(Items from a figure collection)

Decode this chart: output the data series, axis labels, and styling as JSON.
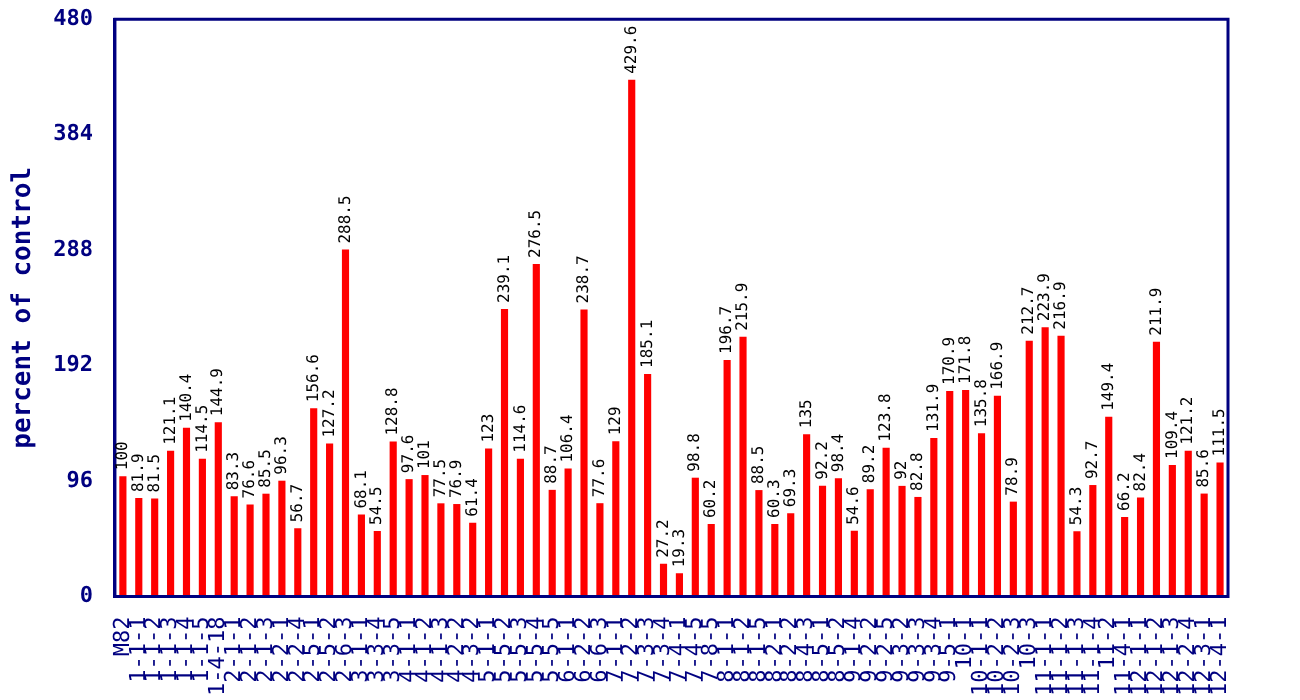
{
  "chart_data": {
    "type": "bar",
    "ylabel": "percent of control",
    "categories": [
      "M82",
      "1-1-1",
      "1-1-2",
      "1-1-3",
      "1-1-4",
      "1-1-5",
      "1-4-18",
      "2-1-1",
      "2-1-2",
      "2-1-3",
      "2-2-1",
      "2-2-4",
      "2-5-1",
      "2-5-2",
      "2-6-3",
      "3-1-1",
      "3-3-4",
      "3-3-5",
      "4-1-1",
      "4-1-2",
      "4-1-3",
      "4-2-2",
      "4-3-2",
      "5-1-1",
      "5-5-2",
      "5-5-3",
      "5-5-4",
      "5-5-5",
      "6-1-1",
      "6-2-2",
      "6-6-3",
      "7-1-1",
      "7-2-2",
      "7-3-3",
      "7-3-4",
      "7-4-1",
      "7-4-5",
      "7-8-5",
      "8-1-1",
      "8-1-2",
      "8-1-5",
      "8-2-1",
      "8-2-2",
      "8-4-3",
      "8-5-1",
      "8-5-2",
      "9-1-4",
      "9-2-2",
      "9-2-5",
      "9-3-2",
      "9-3-3",
      "9-3-4",
      "9-5-1",
      "10-1",
      "10-1-1",
      "10-2-2",
      "10-2-3",
      "10-3",
      "11-1-1",
      "11-1-2",
      "11-1-3",
      "11-1-4",
      "11-2",
      "11-4-1",
      "12-1-1",
      "12-1-2",
      "12-1-3",
      "12-2-4",
      "12-3-1",
      "12-4-1"
    ],
    "values": [
      100,
      81.9,
      81.5,
      121.1,
      140.4,
      114.5,
      144.9,
      83.3,
      76.6,
      85.5,
      96.3,
      56.7,
      156.6,
      127.2,
      288.5,
      68.1,
      54.5,
      128.8,
      97.6,
      101,
      77.5,
      76.9,
      61.4,
      123,
      239.1,
      114.6,
      276.5,
      88.7,
      106.4,
      238.7,
      77.6,
      129,
      429.6,
      185.1,
      27.2,
      19.3,
      98.8,
      60.2,
      196.7,
      215.9,
      88.5,
      60.3,
      69.3,
      135,
      92.2,
      98.4,
      54.6,
      89.2,
      123.8,
      92,
      82.8,
      131.9,
      170.9,
      171.8,
      135.8,
      166.9,
      78.9,
      212.7,
      223.9,
      216.9,
      54.3,
      92.7,
      149.4,
      66.2,
      82.4,
      211.9,
      109.4,
      121.2,
      85.6,
      111.5
    ],
    "color": "#ff0000",
    "ylim": [
      0,
      480
    ],
    "yticks": [
      0,
      96,
      192,
      288,
      384,
      480
    ],
    "grid": false,
    "legend": false,
    "data_labels": true
  }
}
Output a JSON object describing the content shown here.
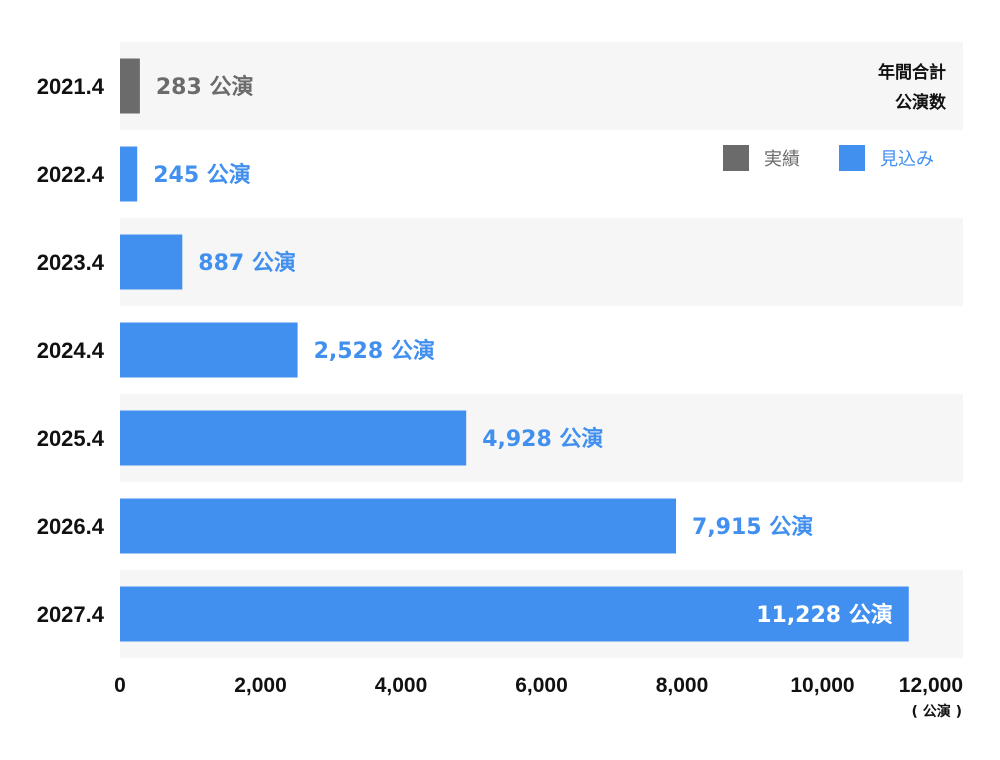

▸ Given request:
Without including the pictures, reproduce all entries exactly.

▸ Written response:
Decode this chart: output the data series, axis labels, and styling as JSON.
{
  "chart_data": {
    "type": "bar",
    "ylabel": "percent of control",
    "categories": [
      "M82",
      "1-1-1",
      "1-1-2",
      "1-1-3",
      "1-1-4",
      "1-1-5",
      "1-4-18",
      "2-1-1",
      "2-1-2",
      "2-1-3",
      "2-2-1",
      "2-2-4",
      "2-5-1",
      "2-5-2",
      "2-6-3",
      "3-1-1",
      "3-3-4",
      "3-3-5",
      "4-1-1",
      "4-1-2",
      "4-1-3",
      "4-2-2",
      "4-3-2",
      "5-1-1",
      "5-5-2",
      "5-5-3",
      "5-5-4",
      "5-5-5",
      "6-1-1",
      "6-2-2",
      "6-6-3",
      "7-1-1",
      "7-2-2",
      "7-3-3",
      "7-3-4",
      "7-4-1",
      "7-4-5",
      "7-8-5",
      "8-1-1",
      "8-1-2",
      "8-1-5",
      "8-2-1",
      "8-2-2",
      "8-4-3",
      "8-5-1",
      "8-5-2",
      "9-1-4",
      "9-2-2",
      "9-2-5",
      "9-3-2",
      "9-3-3",
      "9-3-4",
      "9-5-1",
      "10-1",
      "10-1-1",
      "10-2-2",
      "10-2-3",
      "10-3",
      "11-1-1",
      "11-1-2",
      "11-1-3",
      "11-1-4",
      "11-2",
      "11-4-1",
      "12-1-1",
      "12-1-2",
      "12-1-3",
      "12-2-4",
      "12-3-1",
      "12-4-1"
    ],
    "values": [
      100,
      81.9,
      81.5,
      121.1,
      140.4,
      114.5,
      144.9,
      83.3,
      76.6,
      85.5,
      96.3,
      56.7,
      156.6,
      127.2,
      288.5,
      68.1,
      54.5,
      128.8,
      97.6,
      101,
      77.5,
      76.9,
      61.4,
      123,
      239.1,
      114.6,
      276.5,
      88.7,
      106.4,
      238.7,
      77.6,
      129,
      429.6,
      185.1,
      27.2,
      19.3,
      98.8,
      60.2,
      196.7,
      215.9,
      88.5,
      60.3,
      69.3,
      135,
      92.2,
      98.4,
      54.6,
      89.2,
      123.8,
      92,
      82.8,
      131.9,
      170.9,
      171.8,
      135.8,
      166.9,
      78.9,
      212.7,
      223.9,
      216.9,
      54.3,
      92.7,
      149.4,
      66.2,
      82.4,
      211.9,
      109.4,
      121.2,
      85.6,
      111.5
    ],
    "color": "#ff0000",
    "ylim": [
      0,
      480
    ],
    "yticks": [
      0,
      96,
      192,
      288,
      384,
      480
    ],
    "grid": false,
    "legend": false,
    "data_labels": true
  }
}
Output a JSON object describing the content shown here.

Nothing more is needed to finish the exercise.